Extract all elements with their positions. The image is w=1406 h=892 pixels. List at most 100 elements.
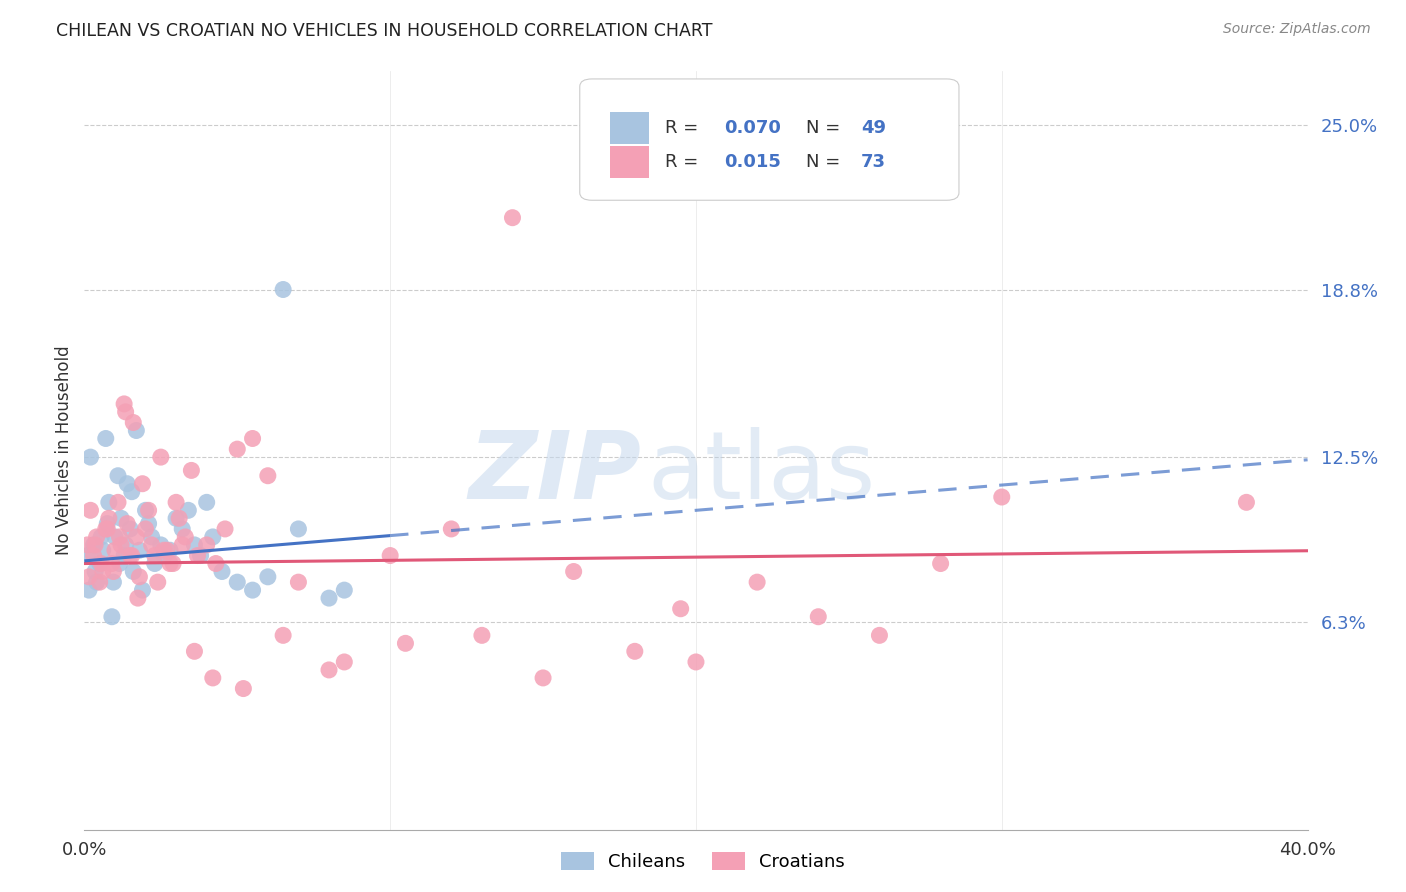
Point xyxy=(128,543,150,558)
Point xyxy=(131,583,153,598)
Point xyxy=(112,397,135,411)
Point xyxy=(91,565,114,579)
Point xyxy=(128,570,150,584)
Point xyxy=(135,522,157,536)
Point xyxy=(172,522,194,536)
Point xyxy=(131,476,153,491)
FancyBboxPatch shape xyxy=(579,79,959,201)
Point xyxy=(201,530,224,544)
Point xyxy=(531,671,554,685)
Point xyxy=(107,495,129,509)
Point xyxy=(271,283,294,297)
Point xyxy=(122,565,145,579)
Point xyxy=(107,468,129,483)
Text: R =: R = xyxy=(665,120,704,137)
Point xyxy=(156,543,179,558)
Point xyxy=(97,511,120,525)
Point xyxy=(232,681,254,696)
Point xyxy=(86,530,108,544)
Point xyxy=(257,570,280,584)
Point xyxy=(90,530,112,544)
Point xyxy=(94,432,117,446)
Point xyxy=(104,530,127,544)
Point xyxy=(77,570,100,584)
Point xyxy=(287,575,309,590)
Point xyxy=(138,516,160,531)
Point xyxy=(869,628,891,642)
Point xyxy=(76,549,98,563)
Point xyxy=(190,549,212,563)
Point xyxy=(214,522,236,536)
Point xyxy=(318,663,340,677)
Point xyxy=(183,644,205,658)
Point xyxy=(624,644,647,658)
Point xyxy=(380,549,402,563)
Point xyxy=(685,655,707,669)
Point xyxy=(394,636,416,650)
Point xyxy=(991,490,1014,504)
Point xyxy=(143,549,166,563)
Point xyxy=(122,416,145,430)
Point xyxy=(138,503,160,517)
Point xyxy=(333,583,356,598)
Point xyxy=(183,538,205,552)
Point xyxy=(149,538,172,552)
Point xyxy=(120,549,142,563)
Point xyxy=(149,450,172,464)
Point xyxy=(91,543,114,558)
Point xyxy=(165,511,187,525)
Point xyxy=(120,522,142,536)
Text: 49: 49 xyxy=(860,120,886,137)
Text: R =: R = xyxy=(665,153,704,171)
Point xyxy=(807,609,830,624)
Point xyxy=(205,557,228,571)
Point xyxy=(159,557,181,571)
Point xyxy=(108,557,131,571)
Text: N =: N = xyxy=(806,120,846,137)
Point xyxy=(76,538,98,552)
Point xyxy=(141,530,163,544)
Legend: Chileans, Croatians: Chileans, Croatians xyxy=(554,845,852,879)
Point xyxy=(242,583,264,598)
Point xyxy=(97,495,120,509)
Point xyxy=(195,538,218,552)
Point xyxy=(143,557,166,571)
Point xyxy=(159,543,181,558)
Point xyxy=(90,557,112,571)
Point xyxy=(110,511,132,525)
Point xyxy=(747,575,769,590)
Point xyxy=(180,463,202,477)
Point xyxy=(471,628,494,642)
Point xyxy=(177,503,200,517)
Point xyxy=(562,565,585,579)
Text: N =: N = xyxy=(806,153,846,171)
Point xyxy=(77,583,100,598)
Point xyxy=(146,575,169,590)
Point xyxy=(242,432,264,446)
Point xyxy=(101,609,124,624)
Text: atlas: atlas xyxy=(647,427,876,519)
Point xyxy=(83,549,105,563)
Point xyxy=(121,484,143,499)
Point xyxy=(929,557,952,571)
Point xyxy=(226,575,249,590)
Text: ZIP: ZIP xyxy=(468,427,641,519)
Point xyxy=(112,549,135,563)
Point xyxy=(84,538,107,552)
Text: CHILEAN VS CROATIAN NO VEHICLES IN HOUSEHOLD CORRELATION CHART: CHILEAN VS CROATIAN NO VEHICLES IN HOUSE… xyxy=(56,22,713,40)
Point xyxy=(135,503,157,517)
Text: Source: ZipAtlas.com: Source: ZipAtlas.com xyxy=(1223,22,1371,37)
Point xyxy=(94,522,117,536)
Point xyxy=(669,601,692,615)
Point xyxy=(96,522,118,536)
Point xyxy=(440,522,463,536)
Point xyxy=(121,549,143,563)
Point xyxy=(114,538,136,552)
Text: 0.070: 0.070 xyxy=(724,120,780,137)
Point xyxy=(153,543,176,558)
Point xyxy=(104,543,127,558)
Point xyxy=(141,538,163,552)
Point xyxy=(257,468,280,483)
Point xyxy=(115,476,138,491)
Point xyxy=(318,591,340,606)
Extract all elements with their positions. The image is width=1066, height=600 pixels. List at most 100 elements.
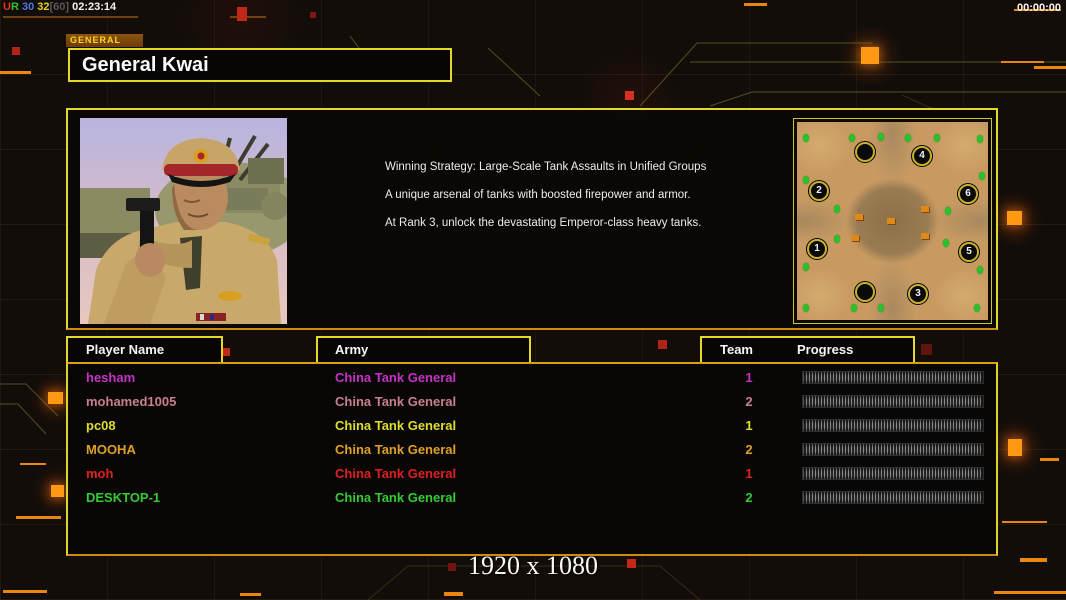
***
### [WHAT THE EXERCISE ASKS]
Reproduce all of the items above word for word, leaving out the pictures.

### [EXERCISE ANSWER]
Extract all elements with their positions. The image is w=1406 h=892 pixels. List at most 100 elements.
Point xyxy=(128,543,150,558)
Point xyxy=(131,583,153,598)
Point xyxy=(112,397,135,411)
Point xyxy=(91,565,114,579)
Point xyxy=(128,570,150,584)
Point xyxy=(135,522,157,536)
Point xyxy=(172,522,194,536)
Point xyxy=(131,476,153,491)
FancyBboxPatch shape xyxy=(579,79,959,201)
Point xyxy=(201,530,224,544)
Point xyxy=(531,671,554,685)
Point xyxy=(107,495,129,509)
Point xyxy=(271,283,294,297)
Point xyxy=(122,565,145,579)
Point xyxy=(107,468,129,483)
Text: R =: R = xyxy=(665,120,704,137)
Point xyxy=(156,543,179,558)
Point xyxy=(97,511,120,525)
Point xyxy=(232,681,254,696)
Point xyxy=(86,530,108,544)
Point xyxy=(257,570,280,584)
Point xyxy=(90,530,112,544)
Point xyxy=(94,432,117,446)
Point xyxy=(104,530,127,544)
Point xyxy=(77,570,100,584)
Point xyxy=(287,575,309,590)
Point xyxy=(138,516,160,531)
Point xyxy=(869,628,891,642)
Point xyxy=(76,549,98,563)
Point xyxy=(190,549,212,563)
Point xyxy=(214,522,236,536)
Point xyxy=(318,663,340,677)
Point xyxy=(183,644,205,658)
Point xyxy=(624,644,647,658)
Point xyxy=(380,549,402,563)
Point xyxy=(685,655,707,669)
Point xyxy=(394,636,416,650)
Point xyxy=(991,490,1014,504)
Point xyxy=(143,549,166,563)
Point xyxy=(122,416,145,430)
Point xyxy=(138,503,160,517)
Point xyxy=(333,583,356,598)
Point xyxy=(183,538,205,552)
Point xyxy=(149,538,172,552)
Point xyxy=(120,549,142,563)
Point xyxy=(149,450,172,464)
Point xyxy=(91,543,114,558)
Point xyxy=(165,511,187,525)
Point xyxy=(120,522,142,536)
Text: 49: 49 xyxy=(860,120,886,137)
Text: R =: R = xyxy=(665,153,704,171)
Point xyxy=(807,609,830,624)
Point xyxy=(205,557,228,571)
Point xyxy=(159,557,181,571)
Point xyxy=(108,557,131,571)
Text: N =: N = xyxy=(806,120,846,137)
Point xyxy=(76,538,98,552)
Point xyxy=(141,530,163,544)
Legend: Chileans, Croatians: Chileans, Croatians xyxy=(554,845,852,879)
Point xyxy=(242,583,264,598)
Point xyxy=(97,495,120,509)
Point xyxy=(195,538,218,552)
Point xyxy=(143,557,166,571)
Point xyxy=(159,543,181,558)
Point xyxy=(90,557,112,571)
Point xyxy=(110,511,132,525)
Point xyxy=(747,575,769,590)
Point xyxy=(180,463,202,477)
Point xyxy=(471,628,494,642)
Point xyxy=(177,503,200,517)
Point xyxy=(562,565,585,579)
Text: N =: N = xyxy=(806,153,846,171)
Point xyxy=(77,583,100,598)
Point xyxy=(146,575,169,590)
Point xyxy=(242,432,264,446)
Point xyxy=(101,609,124,624)
Text: atlas: atlas xyxy=(647,427,876,519)
Point xyxy=(83,549,105,563)
Point xyxy=(121,484,143,499)
Point xyxy=(929,557,952,571)
Point xyxy=(226,575,249,590)
Text: ZIP: ZIP xyxy=(468,427,641,519)
Point xyxy=(112,549,135,563)
Point xyxy=(84,538,107,552)
Text: CHILEAN VS CROATIAN NO VEHICLES IN HOUSEHOLD CORRELATION CHART: CHILEAN VS CROATIAN NO VEHICLES IN HOUSE… xyxy=(56,22,713,40)
Point xyxy=(135,503,157,517)
Text: Source: ZipAtlas.com: Source: ZipAtlas.com xyxy=(1223,22,1371,37)
Point xyxy=(94,522,117,536)
Point xyxy=(669,601,692,615)
Point xyxy=(96,522,118,536)
Point xyxy=(440,522,463,536)
Point xyxy=(121,549,143,563)
Point xyxy=(114,538,136,552)
Text: 0.070: 0.070 xyxy=(724,120,780,137)
Point xyxy=(153,543,176,558)
Point xyxy=(104,543,127,558)
Point xyxy=(141,538,163,552)
Point xyxy=(257,468,280,483)
Point xyxy=(115,476,138,491)
Point xyxy=(318,591,340,606)
Extract all elements with their positions. The image is width=1066, height=600 pixels. List at most 100 elements.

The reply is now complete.